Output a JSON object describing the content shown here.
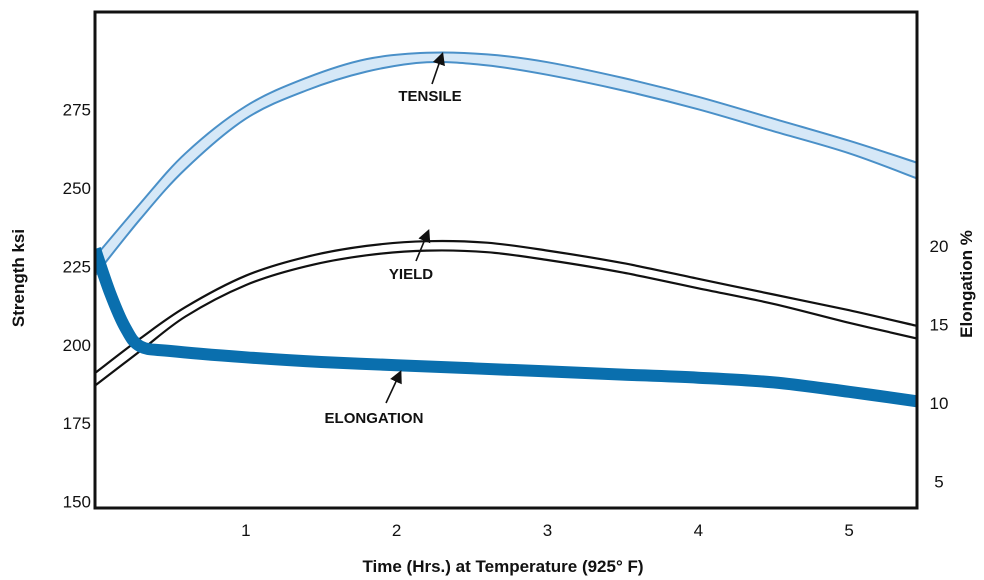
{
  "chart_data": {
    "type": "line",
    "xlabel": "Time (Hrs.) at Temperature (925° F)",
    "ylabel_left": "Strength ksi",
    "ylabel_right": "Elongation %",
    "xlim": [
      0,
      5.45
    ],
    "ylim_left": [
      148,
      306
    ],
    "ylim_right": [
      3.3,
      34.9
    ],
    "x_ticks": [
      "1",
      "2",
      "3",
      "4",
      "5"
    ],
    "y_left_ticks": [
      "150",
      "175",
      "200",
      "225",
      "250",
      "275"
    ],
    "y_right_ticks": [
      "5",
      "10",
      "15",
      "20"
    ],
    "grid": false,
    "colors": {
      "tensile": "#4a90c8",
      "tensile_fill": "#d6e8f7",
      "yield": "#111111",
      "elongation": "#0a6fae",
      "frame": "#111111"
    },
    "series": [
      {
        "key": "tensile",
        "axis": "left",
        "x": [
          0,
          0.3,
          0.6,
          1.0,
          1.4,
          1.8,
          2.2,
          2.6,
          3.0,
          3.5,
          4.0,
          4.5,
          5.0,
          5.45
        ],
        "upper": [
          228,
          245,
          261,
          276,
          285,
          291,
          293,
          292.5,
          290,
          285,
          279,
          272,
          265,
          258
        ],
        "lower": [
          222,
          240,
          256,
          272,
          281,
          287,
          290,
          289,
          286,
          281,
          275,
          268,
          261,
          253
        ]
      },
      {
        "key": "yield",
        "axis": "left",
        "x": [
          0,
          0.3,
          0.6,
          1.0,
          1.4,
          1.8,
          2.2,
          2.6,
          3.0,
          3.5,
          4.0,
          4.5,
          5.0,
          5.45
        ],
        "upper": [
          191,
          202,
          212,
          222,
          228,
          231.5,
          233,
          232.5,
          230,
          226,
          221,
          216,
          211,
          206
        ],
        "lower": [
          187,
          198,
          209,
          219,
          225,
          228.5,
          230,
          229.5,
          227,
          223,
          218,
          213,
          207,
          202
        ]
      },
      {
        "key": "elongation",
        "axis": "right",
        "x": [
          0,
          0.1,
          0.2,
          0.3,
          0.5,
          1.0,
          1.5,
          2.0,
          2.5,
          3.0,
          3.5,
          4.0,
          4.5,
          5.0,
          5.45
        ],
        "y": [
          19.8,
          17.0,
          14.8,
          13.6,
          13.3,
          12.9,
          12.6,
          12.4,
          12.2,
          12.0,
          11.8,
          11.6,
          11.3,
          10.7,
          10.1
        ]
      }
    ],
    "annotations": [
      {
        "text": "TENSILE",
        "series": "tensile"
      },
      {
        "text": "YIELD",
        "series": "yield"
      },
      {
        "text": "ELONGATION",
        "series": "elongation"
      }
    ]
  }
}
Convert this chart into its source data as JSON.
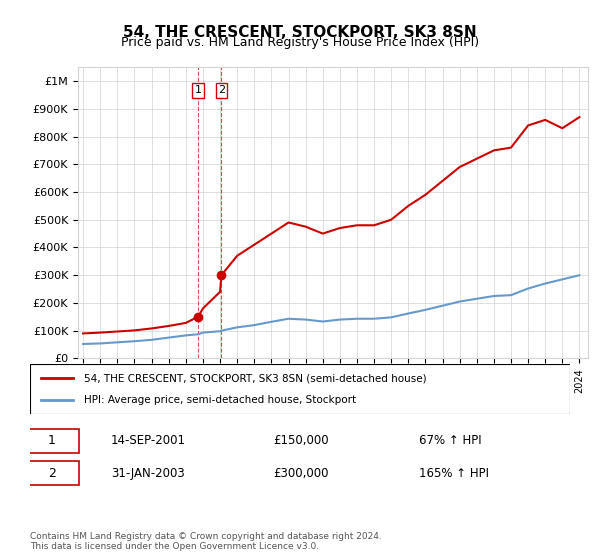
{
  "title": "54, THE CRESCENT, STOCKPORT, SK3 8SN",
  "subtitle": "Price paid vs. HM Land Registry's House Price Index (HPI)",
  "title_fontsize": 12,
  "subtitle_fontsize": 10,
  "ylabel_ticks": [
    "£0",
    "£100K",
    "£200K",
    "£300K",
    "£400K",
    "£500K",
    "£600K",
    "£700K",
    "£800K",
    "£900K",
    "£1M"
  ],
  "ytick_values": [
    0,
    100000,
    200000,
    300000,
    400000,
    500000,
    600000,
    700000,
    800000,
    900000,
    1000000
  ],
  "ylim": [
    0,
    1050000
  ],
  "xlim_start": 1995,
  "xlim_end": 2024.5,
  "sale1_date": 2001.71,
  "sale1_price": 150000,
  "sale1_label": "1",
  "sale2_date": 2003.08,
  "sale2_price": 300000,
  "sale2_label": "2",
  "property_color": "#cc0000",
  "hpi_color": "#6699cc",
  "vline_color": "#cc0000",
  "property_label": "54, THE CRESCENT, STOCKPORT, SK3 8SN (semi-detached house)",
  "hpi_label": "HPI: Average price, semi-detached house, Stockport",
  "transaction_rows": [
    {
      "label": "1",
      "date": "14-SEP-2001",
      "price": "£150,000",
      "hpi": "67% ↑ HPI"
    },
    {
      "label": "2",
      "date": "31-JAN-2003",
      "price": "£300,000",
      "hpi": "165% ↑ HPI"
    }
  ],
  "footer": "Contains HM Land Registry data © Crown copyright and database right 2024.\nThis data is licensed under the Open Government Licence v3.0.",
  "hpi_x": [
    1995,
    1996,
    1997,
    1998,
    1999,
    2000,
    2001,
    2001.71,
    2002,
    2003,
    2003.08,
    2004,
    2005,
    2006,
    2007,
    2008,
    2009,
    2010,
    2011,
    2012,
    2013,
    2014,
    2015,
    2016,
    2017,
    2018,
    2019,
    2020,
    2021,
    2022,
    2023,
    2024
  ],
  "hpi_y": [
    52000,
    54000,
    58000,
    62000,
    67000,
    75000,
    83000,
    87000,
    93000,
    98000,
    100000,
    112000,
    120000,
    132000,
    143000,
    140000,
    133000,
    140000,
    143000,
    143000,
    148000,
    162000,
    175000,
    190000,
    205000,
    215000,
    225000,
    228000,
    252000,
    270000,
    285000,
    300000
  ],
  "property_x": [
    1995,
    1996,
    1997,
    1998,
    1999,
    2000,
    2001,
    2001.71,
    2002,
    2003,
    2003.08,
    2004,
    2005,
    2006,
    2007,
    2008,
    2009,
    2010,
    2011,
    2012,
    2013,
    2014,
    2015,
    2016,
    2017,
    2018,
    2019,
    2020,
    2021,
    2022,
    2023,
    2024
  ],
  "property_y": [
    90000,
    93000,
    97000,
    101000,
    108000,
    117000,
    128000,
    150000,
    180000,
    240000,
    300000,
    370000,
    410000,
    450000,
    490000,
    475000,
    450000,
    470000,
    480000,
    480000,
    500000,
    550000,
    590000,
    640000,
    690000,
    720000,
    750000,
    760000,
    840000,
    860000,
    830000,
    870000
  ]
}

━━━━━━━━

▶ WHAT YOU SHOULD DO
Write the records out again in full, exactly, and skip every picture.

▶ RESULT OF THIS TASK
Output a JSON object describing the content shown here.
{
  "chart_data": {
    "type": "line",
    "xlabel": "Time (Hrs.) at Temperature (925° F)",
    "ylabel_left": "Strength ksi",
    "ylabel_right": "Elongation %",
    "xlim": [
      0,
      5.45
    ],
    "ylim_left": [
      148,
      306
    ],
    "ylim_right": [
      3.3,
      34.9
    ],
    "x_ticks": [
      "1",
      "2",
      "3",
      "4",
      "5"
    ],
    "y_left_ticks": [
      "150",
      "175",
      "200",
      "225",
      "250",
      "275"
    ],
    "y_right_ticks": [
      "5",
      "10",
      "15",
      "20"
    ],
    "grid": false,
    "colors": {
      "tensile": "#4a90c8",
      "tensile_fill": "#d6e8f7",
      "yield": "#111111",
      "elongation": "#0a6fae",
      "frame": "#111111"
    },
    "series": [
      {
        "key": "tensile",
        "axis": "left",
        "x": [
          0,
          0.3,
          0.6,
          1.0,
          1.4,
          1.8,
          2.2,
          2.6,
          3.0,
          3.5,
          4.0,
          4.5,
          5.0,
          5.45
        ],
        "upper": [
          228,
          245,
          261,
          276,
          285,
          291,
          293,
          292.5,
          290,
          285,
          279,
          272,
          265,
          258
        ],
        "lower": [
          222,
          240,
          256,
          272,
          281,
          287,
          290,
          289,
          286,
          281,
          275,
          268,
          261,
          253
        ]
      },
      {
        "key": "yield",
        "axis": "left",
        "x": [
          0,
          0.3,
          0.6,
          1.0,
          1.4,
          1.8,
          2.2,
          2.6,
          3.0,
          3.5,
          4.0,
          4.5,
          5.0,
          5.45
        ],
        "upper": [
          191,
          202,
          212,
          222,
          228,
          231.5,
          233,
          232.5,
          230,
          226,
          221,
          216,
          211,
          206
        ],
        "lower": [
          187,
          198,
          209,
          219,
          225,
          228.5,
          230,
          229.5,
          227,
          223,
          218,
          213,
          207,
          202
        ]
      },
      {
        "key": "elongation",
        "axis": "right",
        "x": [
          0,
          0.1,
          0.2,
          0.3,
          0.5,
          1.0,
          1.5,
          2.0,
          2.5,
          3.0,
          3.5,
          4.0,
          4.5,
          5.0,
          5.45
        ],
        "y": [
          19.8,
          17.0,
          14.8,
          13.6,
          13.3,
          12.9,
          12.6,
          12.4,
          12.2,
          12.0,
          11.8,
          11.6,
          11.3,
          10.7,
          10.1
        ]
      }
    ],
    "annotations": [
      {
        "text": "TENSILE",
        "series": "tensile"
      },
      {
        "text": "YIELD",
        "series": "yield"
      },
      {
        "text": "ELONGATION",
        "series": "elongation"
      }
    ]
  }
}
Convert this chart into its source data as JSON.
{
  "title": "54, THE CRESCENT, STOCKPORT, SK3 8SN",
  "subtitle": "Price paid vs. HM Land Registry's House Price Index (HPI)",
  "title_fontsize": 12,
  "subtitle_fontsize": 10,
  "ylabel_ticks": [
    "£0",
    "£100K",
    "£200K",
    "£300K",
    "£400K",
    "£500K",
    "£600K",
    "£700K",
    "£800K",
    "£900K",
    "£1M"
  ],
  "ytick_values": [
    0,
    100000,
    200000,
    300000,
    400000,
    500000,
    600000,
    700000,
    800000,
    900000,
    1000000
  ],
  "ylim": [
    0,
    1050000
  ],
  "xlim_start": 1995,
  "xlim_end": 2024.5,
  "sale1_date": 2001.71,
  "sale1_price": 150000,
  "sale1_label": "1",
  "sale2_date": 2003.08,
  "sale2_price": 300000,
  "sale2_label": "2",
  "property_color": "#cc0000",
  "hpi_color": "#6699cc",
  "vline_color": "#cc0000",
  "property_label": "54, THE CRESCENT, STOCKPORT, SK3 8SN (semi-detached house)",
  "hpi_label": "HPI: Average price, semi-detached house, Stockport",
  "transaction_rows": [
    {
      "label": "1",
      "date": "14-SEP-2001",
      "price": "£150,000",
      "hpi": "67% ↑ HPI"
    },
    {
      "label": "2",
      "date": "31-JAN-2003",
      "price": "£300,000",
      "hpi": "165% ↑ HPI"
    }
  ],
  "footer": "Contains HM Land Registry data © Crown copyright and database right 2024.\nThis data is licensed under the Open Government Licence v3.0.",
  "hpi_x": [
    1995,
    1996,
    1997,
    1998,
    1999,
    2000,
    2001,
    2001.71,
    2002,
    2003,
    2003.08,
    2004,
    2005,
    2006,
    2007,
    2008,
    2009,
    2010,
    2011,
    2012,
    2013,
    2014,
    2015,
    2016,
    2017,
    2018,
    2019,
    2020,
    2021,
    2022,
    2023,
    2024
  ],
  "hpi_y": [
    52000,
    54000,
    58000,
    62000,
    67000,
    75000,
    83000,
    87000,
    93000,
    98000,
    100000,
    112000,
    120000,
    132000,
    143000,
    140000,
    133000,
    140000,
    143000,
    143000,
    148000,
    162000,
    175000,
    190000,
    205000,
    215000,
    225000,
    228000,
    252000,
    270000,
    285000,
    300000
  ],
  "property_x": [
    1995,
    1996,
    1997,
    1998,
    1999,
    2000,
    2001,
    2001.71,
    2002,
    2003,
    2003.08,
    2004,
    2005,
    2006,
    2007,
    2008,
    2009,
    2010,
    2011,
    2012,
    2013,
    2014,
    2015,
    2016,
    2017,
    2018,
    2019,
    2020,
    2021,
    2022,
    2023,
    2024
  ],
  "property_y": [
    90000,
    93000,
    97000,
    101000,
    108000,
    117000,
    128000,
    150000,
    180000,
    240000,
    300000,
    370000,
    410000,
    450000,
    490000,
    475000,
    450000,
    470000,
    480000,
    480000,
    500000,
    550000,
    590000,
    640000,
    690000,
    720000,
    750000,
    760000,
    840000,
    860000,
    830000,
    870000
  ]
}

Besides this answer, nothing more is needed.